● Work required: Go over the entries below line by line, copying each one that contains the word "Spacerowa".

● Supplied data:
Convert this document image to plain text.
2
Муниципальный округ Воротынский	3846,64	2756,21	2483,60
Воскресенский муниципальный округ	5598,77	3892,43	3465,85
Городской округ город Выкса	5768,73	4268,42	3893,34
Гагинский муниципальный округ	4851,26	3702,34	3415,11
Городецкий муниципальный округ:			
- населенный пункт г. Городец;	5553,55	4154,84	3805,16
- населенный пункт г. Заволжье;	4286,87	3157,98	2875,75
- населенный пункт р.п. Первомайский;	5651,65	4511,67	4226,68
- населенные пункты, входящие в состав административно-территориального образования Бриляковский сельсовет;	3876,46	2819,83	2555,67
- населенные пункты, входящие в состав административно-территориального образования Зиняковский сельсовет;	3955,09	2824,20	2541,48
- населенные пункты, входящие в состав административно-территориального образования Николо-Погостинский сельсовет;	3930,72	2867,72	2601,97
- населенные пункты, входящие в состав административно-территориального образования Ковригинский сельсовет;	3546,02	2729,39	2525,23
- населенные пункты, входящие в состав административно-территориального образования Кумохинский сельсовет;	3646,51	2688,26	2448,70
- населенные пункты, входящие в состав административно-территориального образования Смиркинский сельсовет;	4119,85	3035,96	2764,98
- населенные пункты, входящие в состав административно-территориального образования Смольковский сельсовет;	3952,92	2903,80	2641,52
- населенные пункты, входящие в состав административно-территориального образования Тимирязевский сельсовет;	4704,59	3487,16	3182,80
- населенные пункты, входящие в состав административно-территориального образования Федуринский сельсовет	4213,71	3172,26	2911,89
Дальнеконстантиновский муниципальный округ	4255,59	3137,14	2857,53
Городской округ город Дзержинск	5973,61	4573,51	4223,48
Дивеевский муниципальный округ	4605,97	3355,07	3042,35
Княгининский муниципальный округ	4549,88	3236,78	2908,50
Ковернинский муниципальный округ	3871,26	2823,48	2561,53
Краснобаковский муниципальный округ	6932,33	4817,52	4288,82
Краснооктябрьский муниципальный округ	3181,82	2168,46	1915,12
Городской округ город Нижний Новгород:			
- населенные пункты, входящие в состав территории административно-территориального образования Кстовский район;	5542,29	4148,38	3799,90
==
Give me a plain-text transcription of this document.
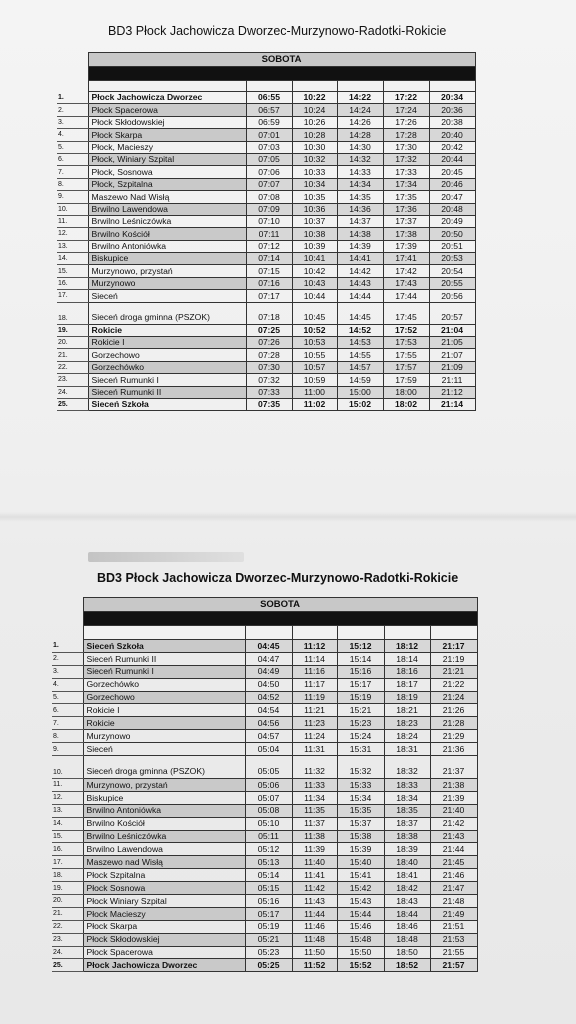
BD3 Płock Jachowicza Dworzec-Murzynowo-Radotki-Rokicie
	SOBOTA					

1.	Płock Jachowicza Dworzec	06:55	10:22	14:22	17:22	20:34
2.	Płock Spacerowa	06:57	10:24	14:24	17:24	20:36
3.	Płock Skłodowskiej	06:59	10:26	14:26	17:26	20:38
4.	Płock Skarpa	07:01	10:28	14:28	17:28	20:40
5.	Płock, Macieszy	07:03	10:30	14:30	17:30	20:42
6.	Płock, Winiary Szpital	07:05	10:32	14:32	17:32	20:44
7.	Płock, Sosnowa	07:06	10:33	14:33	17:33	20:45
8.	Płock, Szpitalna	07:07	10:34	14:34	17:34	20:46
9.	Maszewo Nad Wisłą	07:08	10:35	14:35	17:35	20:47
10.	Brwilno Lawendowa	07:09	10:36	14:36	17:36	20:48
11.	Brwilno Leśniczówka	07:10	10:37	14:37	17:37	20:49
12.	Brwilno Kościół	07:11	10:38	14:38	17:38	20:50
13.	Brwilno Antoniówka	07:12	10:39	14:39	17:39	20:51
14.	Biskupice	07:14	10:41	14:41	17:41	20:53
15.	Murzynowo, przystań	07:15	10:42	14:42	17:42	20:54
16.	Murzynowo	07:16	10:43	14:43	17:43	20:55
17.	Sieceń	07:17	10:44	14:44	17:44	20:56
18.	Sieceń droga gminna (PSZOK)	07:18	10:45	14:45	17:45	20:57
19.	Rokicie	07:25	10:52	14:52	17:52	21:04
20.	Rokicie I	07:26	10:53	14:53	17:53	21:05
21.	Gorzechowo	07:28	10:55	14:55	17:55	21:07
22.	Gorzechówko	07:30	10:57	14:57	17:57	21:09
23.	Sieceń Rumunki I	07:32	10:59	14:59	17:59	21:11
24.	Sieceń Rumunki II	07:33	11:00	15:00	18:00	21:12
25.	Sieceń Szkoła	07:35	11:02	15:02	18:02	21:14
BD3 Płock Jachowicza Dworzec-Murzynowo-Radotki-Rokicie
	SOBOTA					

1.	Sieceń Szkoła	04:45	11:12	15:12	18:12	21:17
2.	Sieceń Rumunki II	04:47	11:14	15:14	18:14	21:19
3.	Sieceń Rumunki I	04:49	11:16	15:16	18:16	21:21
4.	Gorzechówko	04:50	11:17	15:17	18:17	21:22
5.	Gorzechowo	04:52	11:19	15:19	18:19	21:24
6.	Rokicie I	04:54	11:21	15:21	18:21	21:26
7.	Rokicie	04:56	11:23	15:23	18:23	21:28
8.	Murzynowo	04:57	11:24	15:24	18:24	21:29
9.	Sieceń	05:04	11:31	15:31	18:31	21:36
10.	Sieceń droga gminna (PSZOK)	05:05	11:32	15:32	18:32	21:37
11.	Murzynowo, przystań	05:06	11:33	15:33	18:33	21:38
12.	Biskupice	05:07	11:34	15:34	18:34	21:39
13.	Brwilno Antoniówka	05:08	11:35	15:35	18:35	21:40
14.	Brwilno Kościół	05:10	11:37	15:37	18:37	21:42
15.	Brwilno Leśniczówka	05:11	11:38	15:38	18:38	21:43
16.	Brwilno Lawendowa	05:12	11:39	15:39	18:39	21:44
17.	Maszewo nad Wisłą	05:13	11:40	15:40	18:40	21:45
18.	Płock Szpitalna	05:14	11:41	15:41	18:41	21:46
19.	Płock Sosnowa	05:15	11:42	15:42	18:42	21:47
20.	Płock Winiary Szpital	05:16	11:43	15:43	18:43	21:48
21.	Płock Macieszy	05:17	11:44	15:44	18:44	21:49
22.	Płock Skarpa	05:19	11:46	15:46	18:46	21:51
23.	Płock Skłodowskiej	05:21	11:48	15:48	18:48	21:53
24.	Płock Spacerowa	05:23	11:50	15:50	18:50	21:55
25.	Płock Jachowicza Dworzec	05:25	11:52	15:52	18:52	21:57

● Written response:
2.	Płock Spacerowa	06:57	10:24	14:24	17:24	20:36
24.	Płock Spacerowa	05:23	11:50	15:50	18:50	21:55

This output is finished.